DATA EXCERPTS:
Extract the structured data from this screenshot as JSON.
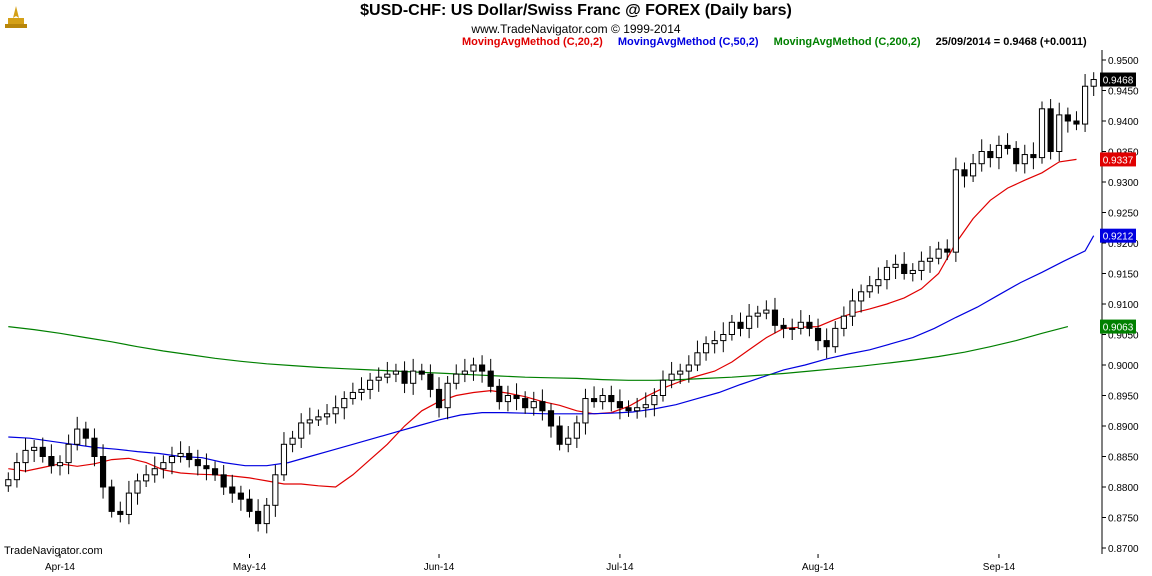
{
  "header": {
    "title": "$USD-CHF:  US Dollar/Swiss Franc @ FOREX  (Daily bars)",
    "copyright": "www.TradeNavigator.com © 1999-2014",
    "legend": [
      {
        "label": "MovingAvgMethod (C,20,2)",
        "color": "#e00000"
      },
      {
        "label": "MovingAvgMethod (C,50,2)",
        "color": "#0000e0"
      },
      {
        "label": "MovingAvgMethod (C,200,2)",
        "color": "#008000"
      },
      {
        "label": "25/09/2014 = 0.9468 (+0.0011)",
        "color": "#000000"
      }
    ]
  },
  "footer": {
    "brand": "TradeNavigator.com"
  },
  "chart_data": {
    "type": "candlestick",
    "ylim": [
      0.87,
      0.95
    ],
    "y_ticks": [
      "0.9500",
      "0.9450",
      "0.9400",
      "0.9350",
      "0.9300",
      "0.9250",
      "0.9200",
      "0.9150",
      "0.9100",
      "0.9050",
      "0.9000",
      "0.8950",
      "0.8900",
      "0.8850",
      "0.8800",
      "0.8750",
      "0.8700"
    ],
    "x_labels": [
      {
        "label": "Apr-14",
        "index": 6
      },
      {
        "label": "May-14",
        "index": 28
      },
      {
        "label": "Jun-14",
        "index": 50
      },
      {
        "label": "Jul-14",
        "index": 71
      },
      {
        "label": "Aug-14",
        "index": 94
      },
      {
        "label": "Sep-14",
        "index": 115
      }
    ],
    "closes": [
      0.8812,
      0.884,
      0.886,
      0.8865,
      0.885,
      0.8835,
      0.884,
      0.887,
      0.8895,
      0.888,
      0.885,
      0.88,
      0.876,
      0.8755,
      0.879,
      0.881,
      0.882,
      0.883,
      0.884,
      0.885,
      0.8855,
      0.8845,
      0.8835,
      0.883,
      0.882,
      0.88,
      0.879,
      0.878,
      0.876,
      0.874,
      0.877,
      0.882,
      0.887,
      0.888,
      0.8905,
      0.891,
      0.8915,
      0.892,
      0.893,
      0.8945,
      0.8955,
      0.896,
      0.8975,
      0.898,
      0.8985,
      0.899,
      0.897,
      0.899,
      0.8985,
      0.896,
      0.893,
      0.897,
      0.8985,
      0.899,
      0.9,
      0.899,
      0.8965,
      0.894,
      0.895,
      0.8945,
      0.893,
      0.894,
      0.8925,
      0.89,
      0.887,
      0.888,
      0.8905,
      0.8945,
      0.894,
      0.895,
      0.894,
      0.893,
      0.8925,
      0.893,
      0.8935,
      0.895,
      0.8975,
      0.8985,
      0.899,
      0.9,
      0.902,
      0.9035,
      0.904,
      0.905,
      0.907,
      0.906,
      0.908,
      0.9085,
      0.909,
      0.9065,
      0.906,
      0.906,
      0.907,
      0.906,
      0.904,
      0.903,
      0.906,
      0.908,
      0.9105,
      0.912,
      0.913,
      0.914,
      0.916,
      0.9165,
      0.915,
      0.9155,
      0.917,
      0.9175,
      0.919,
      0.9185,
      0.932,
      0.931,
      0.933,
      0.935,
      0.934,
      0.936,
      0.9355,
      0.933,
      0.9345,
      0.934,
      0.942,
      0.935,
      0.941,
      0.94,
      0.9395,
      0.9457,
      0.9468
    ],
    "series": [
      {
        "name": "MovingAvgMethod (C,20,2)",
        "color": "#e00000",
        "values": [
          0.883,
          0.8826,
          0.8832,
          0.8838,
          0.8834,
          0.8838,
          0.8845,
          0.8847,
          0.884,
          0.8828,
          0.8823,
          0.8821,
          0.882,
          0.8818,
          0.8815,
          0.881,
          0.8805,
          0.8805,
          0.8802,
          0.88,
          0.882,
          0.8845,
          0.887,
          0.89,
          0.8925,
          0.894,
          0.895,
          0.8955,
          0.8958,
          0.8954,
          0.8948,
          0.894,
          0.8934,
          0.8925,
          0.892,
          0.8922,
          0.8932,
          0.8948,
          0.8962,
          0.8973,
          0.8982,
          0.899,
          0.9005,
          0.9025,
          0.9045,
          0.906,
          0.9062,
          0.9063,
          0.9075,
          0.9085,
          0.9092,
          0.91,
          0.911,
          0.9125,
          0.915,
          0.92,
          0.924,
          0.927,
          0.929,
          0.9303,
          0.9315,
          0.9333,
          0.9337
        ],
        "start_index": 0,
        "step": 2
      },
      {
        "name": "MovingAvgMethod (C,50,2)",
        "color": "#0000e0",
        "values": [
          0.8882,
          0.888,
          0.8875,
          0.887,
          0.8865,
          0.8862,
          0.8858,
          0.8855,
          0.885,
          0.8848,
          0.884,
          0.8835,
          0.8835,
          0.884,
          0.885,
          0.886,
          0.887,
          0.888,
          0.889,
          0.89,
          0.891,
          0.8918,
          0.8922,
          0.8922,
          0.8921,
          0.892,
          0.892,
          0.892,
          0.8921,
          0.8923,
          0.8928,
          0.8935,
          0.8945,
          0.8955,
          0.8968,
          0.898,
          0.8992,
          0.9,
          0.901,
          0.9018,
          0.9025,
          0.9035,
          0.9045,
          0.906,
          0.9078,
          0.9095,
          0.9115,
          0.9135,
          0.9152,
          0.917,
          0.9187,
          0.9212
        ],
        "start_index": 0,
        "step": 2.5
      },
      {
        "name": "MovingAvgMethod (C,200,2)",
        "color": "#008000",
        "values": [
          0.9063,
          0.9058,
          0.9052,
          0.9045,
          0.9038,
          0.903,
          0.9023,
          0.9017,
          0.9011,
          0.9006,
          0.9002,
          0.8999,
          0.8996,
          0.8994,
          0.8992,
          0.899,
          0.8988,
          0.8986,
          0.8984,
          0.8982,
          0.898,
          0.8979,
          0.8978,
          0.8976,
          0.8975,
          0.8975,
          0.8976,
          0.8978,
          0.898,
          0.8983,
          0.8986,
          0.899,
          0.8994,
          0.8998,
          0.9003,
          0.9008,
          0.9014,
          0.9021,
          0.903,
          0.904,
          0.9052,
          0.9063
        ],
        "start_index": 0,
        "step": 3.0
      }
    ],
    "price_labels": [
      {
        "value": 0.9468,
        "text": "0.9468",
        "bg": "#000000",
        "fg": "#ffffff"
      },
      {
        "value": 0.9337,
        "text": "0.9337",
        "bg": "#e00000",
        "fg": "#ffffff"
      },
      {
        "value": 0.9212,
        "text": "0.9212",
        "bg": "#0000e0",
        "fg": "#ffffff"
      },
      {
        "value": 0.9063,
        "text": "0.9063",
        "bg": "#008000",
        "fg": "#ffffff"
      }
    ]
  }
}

---

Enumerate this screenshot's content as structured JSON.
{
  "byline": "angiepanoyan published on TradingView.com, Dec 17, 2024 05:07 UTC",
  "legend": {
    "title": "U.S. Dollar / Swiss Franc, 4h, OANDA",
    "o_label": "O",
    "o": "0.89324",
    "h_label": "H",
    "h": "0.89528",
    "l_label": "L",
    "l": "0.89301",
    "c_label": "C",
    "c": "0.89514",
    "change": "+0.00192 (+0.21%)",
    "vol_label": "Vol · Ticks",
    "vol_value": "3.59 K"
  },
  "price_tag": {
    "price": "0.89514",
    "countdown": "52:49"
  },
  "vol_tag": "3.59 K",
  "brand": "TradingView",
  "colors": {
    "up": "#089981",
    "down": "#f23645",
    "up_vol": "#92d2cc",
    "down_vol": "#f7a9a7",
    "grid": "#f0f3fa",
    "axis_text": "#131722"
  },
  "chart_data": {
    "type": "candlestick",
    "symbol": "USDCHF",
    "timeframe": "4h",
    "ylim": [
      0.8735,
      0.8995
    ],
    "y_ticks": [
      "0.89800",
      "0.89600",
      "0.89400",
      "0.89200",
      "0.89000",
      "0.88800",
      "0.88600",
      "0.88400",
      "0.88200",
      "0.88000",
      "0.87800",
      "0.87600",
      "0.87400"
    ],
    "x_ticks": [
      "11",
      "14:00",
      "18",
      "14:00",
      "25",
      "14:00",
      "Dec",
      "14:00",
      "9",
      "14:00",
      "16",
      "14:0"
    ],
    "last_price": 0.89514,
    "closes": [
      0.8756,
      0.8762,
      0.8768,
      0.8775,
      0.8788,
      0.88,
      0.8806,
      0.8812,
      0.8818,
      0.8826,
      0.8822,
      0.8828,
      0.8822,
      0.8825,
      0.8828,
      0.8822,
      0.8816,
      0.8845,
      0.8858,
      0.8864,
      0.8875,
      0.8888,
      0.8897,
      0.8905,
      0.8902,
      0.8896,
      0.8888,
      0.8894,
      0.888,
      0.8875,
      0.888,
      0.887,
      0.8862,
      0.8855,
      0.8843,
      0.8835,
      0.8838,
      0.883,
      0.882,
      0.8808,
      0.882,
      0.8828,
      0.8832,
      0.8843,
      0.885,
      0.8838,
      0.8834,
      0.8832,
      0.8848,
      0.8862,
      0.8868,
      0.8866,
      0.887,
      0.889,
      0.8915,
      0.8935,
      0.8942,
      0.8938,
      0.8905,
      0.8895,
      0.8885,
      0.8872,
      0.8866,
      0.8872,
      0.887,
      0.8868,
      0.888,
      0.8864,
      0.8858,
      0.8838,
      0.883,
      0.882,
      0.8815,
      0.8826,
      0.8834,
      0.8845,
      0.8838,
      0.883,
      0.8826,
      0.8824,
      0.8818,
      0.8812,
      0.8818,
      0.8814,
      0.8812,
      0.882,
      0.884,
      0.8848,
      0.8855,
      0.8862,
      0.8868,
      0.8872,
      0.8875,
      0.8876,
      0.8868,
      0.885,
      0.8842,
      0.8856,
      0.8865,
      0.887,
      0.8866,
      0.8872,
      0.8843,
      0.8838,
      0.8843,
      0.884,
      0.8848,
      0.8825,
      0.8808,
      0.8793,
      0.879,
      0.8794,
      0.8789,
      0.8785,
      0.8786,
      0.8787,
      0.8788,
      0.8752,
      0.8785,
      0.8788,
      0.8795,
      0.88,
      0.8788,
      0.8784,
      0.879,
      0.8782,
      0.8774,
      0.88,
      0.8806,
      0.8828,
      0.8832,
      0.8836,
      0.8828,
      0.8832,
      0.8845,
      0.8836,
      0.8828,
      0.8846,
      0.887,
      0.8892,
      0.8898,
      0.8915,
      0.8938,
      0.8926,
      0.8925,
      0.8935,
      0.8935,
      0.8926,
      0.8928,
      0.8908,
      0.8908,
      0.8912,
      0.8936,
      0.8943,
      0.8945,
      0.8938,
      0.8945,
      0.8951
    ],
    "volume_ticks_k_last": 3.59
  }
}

WHAT IS BEING ASKED: Of the lines above, how many contain the word "JSON"? Provide the number and nothing else.

RESPONSE TO THE TASK: 2